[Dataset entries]
☆ ☆ ☆ ☆ ☆
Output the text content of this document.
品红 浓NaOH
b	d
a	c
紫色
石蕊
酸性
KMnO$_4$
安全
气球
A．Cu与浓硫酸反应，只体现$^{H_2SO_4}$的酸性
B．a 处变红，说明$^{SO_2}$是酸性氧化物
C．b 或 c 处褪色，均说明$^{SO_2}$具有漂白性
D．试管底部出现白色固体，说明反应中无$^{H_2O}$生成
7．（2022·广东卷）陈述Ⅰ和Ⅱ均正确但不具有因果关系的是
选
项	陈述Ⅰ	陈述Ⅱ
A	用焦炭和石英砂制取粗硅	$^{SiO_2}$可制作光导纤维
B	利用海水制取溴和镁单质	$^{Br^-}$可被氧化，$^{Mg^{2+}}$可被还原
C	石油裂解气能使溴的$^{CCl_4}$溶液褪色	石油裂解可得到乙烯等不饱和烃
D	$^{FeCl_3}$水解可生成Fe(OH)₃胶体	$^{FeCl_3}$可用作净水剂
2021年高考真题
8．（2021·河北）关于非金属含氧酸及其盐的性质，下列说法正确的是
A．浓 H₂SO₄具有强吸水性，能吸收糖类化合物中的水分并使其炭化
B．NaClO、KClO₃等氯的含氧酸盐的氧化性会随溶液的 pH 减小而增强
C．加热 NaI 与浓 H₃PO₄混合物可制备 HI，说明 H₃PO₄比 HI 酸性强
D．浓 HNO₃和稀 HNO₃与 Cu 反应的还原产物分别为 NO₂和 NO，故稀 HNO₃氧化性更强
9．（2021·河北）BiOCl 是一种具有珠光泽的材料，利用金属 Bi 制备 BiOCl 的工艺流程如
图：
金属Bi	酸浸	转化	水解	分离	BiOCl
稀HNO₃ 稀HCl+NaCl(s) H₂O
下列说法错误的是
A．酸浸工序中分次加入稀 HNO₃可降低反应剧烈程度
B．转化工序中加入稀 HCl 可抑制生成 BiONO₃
☆ ☆ ☆ ☆ ☆
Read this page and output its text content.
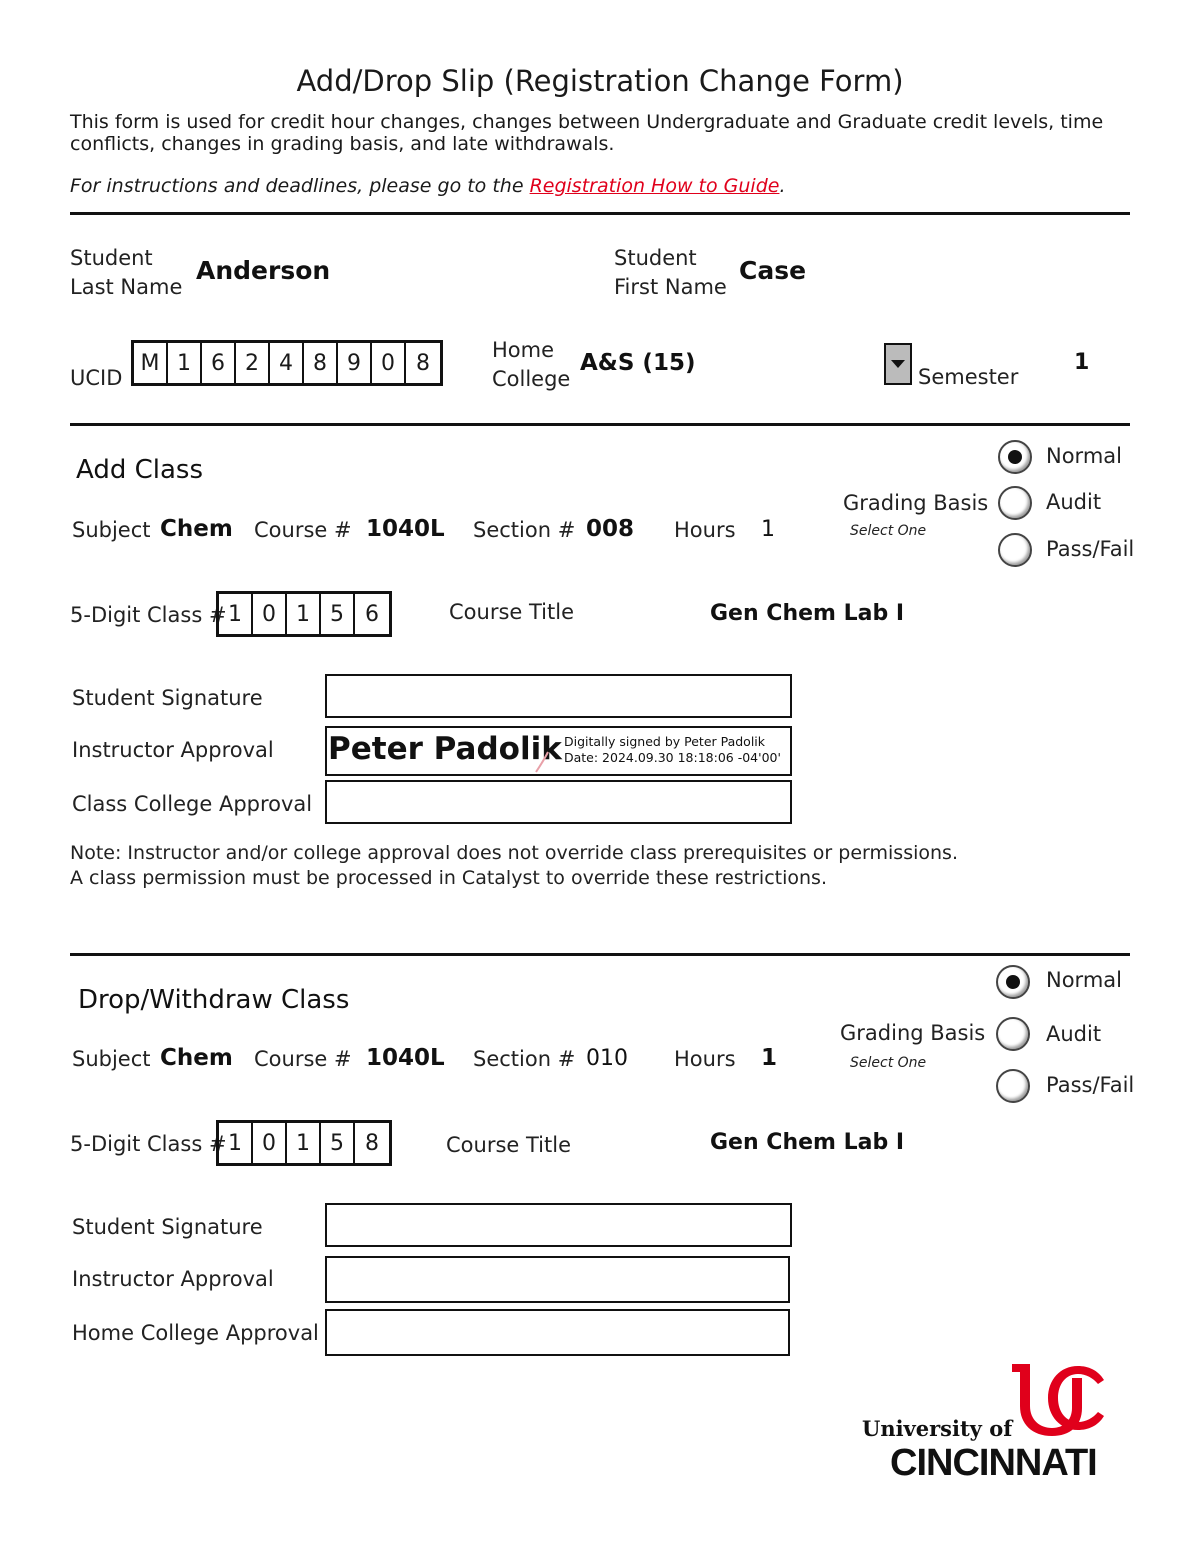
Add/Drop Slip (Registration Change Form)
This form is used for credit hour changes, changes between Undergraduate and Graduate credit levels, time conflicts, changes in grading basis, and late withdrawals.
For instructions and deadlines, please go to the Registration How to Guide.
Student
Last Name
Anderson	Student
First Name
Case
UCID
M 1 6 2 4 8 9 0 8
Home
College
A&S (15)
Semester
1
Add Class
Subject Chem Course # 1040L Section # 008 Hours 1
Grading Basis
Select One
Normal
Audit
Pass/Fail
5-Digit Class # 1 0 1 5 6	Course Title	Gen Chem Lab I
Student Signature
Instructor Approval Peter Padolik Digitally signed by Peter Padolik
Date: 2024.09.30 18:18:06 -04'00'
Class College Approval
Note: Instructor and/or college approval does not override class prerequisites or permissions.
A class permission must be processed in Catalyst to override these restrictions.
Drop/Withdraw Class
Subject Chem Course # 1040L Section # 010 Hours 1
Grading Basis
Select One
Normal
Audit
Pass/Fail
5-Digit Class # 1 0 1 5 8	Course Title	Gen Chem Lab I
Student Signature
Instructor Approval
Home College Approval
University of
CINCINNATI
☆ ☆ ☆ ☆ ☆
- [Directive] Check each line above for the word "BiOCl", and copy the lines where it appears.

- [Completed exercise]
9．（2021·河北）BiOCl 是一种具有珠光泽的材料，利用金属 Bi 制备 BiOCl 的工艺流程如
金属Bi	酸浸	转化	水解	分离	BiOCl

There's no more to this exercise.